Document segment »
Personal information
- Born: Sarah Callister July 10, 1991 (age 34)

Sport
- Country: United States
- Sport: Track and field
- Event(s): 10,000 metres, Marathon
- College team: Weber State University
- Coached by: Paul Pilkington

Achievements and titles
- Personal bests: 5000 meters: 16:00.95; 10,000 meters: 32:51.17; Half Marathon: 1:11:40; Marathon: 2:25:43;

Medal record
Representing United States
Women's Athletics
World Marathon Majors
| Silver medal – second place | 2018 Boston | Marathon |
NACAC U23 Championships in Athletics
| Gold medal – first place | 2012 Irapuato | 10,000 m |

= Sarah Sellers =

American long-distance runner

Sarah Sellers (née Callister, born July 10, 1991) is an American long-distance runner.

==Running career==
===College career===
Sellers ran at Weber State University from 2009 to 2012 where she was a nine-time Big Sky Conference champion, before a stress fracture of her left navicular bone forced her to cut her college career short. Her primary collegiate events were the 5K and 10K, while also competing in cross-country.

===International career===
In her marathon debut, she won the Huntsville Marathon in Utah to qualify for the 2018 Boston Marathon. At the 2018 Boston Marathon, she finished second to earn $75,000.

Her coach is Paul Pilkington (a marathon runner who won the LA marathon even though he was a pacer). The NYRR announced on May 8, 2018 that Sarah Sellers will be running in the NYRR Mini 10k race in Central Park at 8am on June 9, 2018.

Sellers placed 18th in a personal best time at 2018 New York City Marathon.

Sellers placed 19th in 2019 Boston Marathon.

Sellers placed second in 2022 Grandma's Marathon in 2:25:43 behind winner Dakotah Lindwurm.

| Medal | Race | Place | Time |
|  | 2017 Huntsville Marathon | 1st | 2:44:27 |
|  | 2018 Boston Marathon | 2nd | 2:44:04 |
Representing Altra Running
|  | 2018 New York City Marathon | 18th | 2:36:37 |
|  | 2019 Boston Marathon | 19th | 2:36:42 |
|  | 2019 Chicago Marathon | 12th | 2:31:49 |
|  | 2020 U.S. Olympic Trials (marathon) | 11th | 2:31:48 |
|  | 2022 Grandma's Marathon | 2nd | 2:25:43 |
|  | 2024 U.S. Olympic Trials (marathon) | 14th | 2:30:17 |

==Personal life==
Sellers' full-time job is as a certified registered nurse anesthetist (CRNA), working for Southern Arizona Anesthesia Services in Tucson, Arizona. Her husband is a resident orthopedic surgeon. They lived in Tucson, Arizona until moved to Ogden, Utah. Blake, and Sarah have two daughters - Emery (2021) and Brynn (2023 – 9 months before 2024 United States Olympic trials (marathon)). Sister-in-law, Natalie Callister, raced the 2024 United States Olympic trials (marathon) and finished 109th in the Trials.

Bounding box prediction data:
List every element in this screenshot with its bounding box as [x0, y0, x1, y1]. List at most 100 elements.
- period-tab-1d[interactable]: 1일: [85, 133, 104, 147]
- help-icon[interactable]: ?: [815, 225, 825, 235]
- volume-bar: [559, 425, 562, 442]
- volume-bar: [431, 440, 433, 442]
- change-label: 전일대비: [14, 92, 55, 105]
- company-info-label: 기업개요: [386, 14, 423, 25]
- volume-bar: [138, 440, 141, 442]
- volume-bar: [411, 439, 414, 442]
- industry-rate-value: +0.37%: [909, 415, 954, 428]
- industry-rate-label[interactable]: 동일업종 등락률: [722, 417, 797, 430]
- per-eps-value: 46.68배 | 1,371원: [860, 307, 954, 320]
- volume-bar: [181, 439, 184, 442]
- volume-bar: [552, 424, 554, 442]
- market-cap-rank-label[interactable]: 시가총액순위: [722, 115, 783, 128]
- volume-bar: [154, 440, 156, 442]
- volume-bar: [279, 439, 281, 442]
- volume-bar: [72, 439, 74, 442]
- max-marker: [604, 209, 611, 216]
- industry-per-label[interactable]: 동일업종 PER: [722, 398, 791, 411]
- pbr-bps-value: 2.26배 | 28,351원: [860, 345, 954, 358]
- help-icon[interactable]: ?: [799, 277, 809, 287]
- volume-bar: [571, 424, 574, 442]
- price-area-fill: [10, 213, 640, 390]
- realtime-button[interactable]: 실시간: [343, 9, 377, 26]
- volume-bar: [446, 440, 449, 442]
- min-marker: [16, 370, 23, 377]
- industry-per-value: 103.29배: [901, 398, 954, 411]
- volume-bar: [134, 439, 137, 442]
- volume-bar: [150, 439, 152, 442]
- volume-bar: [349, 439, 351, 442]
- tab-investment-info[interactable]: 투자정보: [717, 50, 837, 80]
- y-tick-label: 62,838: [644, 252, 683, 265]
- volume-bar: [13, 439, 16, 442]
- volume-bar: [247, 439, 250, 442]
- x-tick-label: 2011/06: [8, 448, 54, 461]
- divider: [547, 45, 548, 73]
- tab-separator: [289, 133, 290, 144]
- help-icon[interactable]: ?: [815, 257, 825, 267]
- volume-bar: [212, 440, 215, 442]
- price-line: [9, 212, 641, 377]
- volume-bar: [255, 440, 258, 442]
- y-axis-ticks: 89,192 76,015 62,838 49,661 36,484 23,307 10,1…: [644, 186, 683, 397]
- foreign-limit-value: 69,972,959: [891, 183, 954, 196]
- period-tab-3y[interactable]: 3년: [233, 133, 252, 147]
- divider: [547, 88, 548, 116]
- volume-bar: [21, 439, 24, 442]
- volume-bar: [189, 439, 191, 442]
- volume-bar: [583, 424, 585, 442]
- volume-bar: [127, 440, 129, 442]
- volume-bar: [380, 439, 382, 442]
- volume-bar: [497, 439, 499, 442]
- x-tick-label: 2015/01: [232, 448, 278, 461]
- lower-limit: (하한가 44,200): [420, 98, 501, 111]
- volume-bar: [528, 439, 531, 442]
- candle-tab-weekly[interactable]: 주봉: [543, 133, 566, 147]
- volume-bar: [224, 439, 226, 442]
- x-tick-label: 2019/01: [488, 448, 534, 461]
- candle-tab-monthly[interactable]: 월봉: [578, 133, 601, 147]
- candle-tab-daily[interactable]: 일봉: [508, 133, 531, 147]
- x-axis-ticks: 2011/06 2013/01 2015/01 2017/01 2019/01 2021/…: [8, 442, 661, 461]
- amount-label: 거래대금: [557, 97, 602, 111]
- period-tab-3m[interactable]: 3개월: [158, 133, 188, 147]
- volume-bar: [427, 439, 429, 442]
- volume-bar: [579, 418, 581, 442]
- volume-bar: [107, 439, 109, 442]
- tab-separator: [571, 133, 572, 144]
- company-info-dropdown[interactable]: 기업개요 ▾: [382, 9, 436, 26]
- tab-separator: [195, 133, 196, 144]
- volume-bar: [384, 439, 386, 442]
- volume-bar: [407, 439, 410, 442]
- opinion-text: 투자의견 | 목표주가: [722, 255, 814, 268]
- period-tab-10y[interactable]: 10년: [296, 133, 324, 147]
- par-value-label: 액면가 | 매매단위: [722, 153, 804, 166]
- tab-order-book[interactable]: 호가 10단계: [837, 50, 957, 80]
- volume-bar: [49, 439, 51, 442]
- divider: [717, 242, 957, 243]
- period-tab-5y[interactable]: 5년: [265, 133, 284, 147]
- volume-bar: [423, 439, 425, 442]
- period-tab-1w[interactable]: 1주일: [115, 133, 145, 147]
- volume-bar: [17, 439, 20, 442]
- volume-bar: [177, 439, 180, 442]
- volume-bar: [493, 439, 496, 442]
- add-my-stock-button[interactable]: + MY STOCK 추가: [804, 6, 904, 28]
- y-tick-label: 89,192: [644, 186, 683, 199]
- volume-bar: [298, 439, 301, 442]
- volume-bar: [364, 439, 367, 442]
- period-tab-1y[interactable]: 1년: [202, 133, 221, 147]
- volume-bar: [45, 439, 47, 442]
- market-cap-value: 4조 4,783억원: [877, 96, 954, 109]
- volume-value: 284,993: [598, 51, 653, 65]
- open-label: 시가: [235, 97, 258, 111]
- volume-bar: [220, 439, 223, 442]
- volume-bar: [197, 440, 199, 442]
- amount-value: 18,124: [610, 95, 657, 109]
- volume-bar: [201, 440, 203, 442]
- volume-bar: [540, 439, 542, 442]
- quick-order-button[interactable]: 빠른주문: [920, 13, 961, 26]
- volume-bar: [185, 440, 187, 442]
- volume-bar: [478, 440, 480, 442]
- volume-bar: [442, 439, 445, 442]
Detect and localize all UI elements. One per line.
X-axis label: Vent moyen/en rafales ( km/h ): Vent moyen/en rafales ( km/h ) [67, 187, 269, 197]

Tasks to complete »
[a] List every personal best in the article on Sarah Sellers, giving the distance and time for each.
[b] Summarize the article on Sarah Sellers in two sentences.

Written answers »
[a]
- 5000 meters: 16:00.95
- 10,000 meters: 32:51.17
- Half Marathon: 1:11:40
- Marathon: 2:25:43

[b] Sarah Sellers is an American long-distance runner who competed at Weber State University from 2009 to 2012, mainly in the 5K and 10K, until a stress fracture of her left navicular bone cut her college career short. She won the Huntsville Marathon in her marathon debut and finished second at the 2018 Boston Marathon, and her full-time job is as a certified registered nurse anesthetist.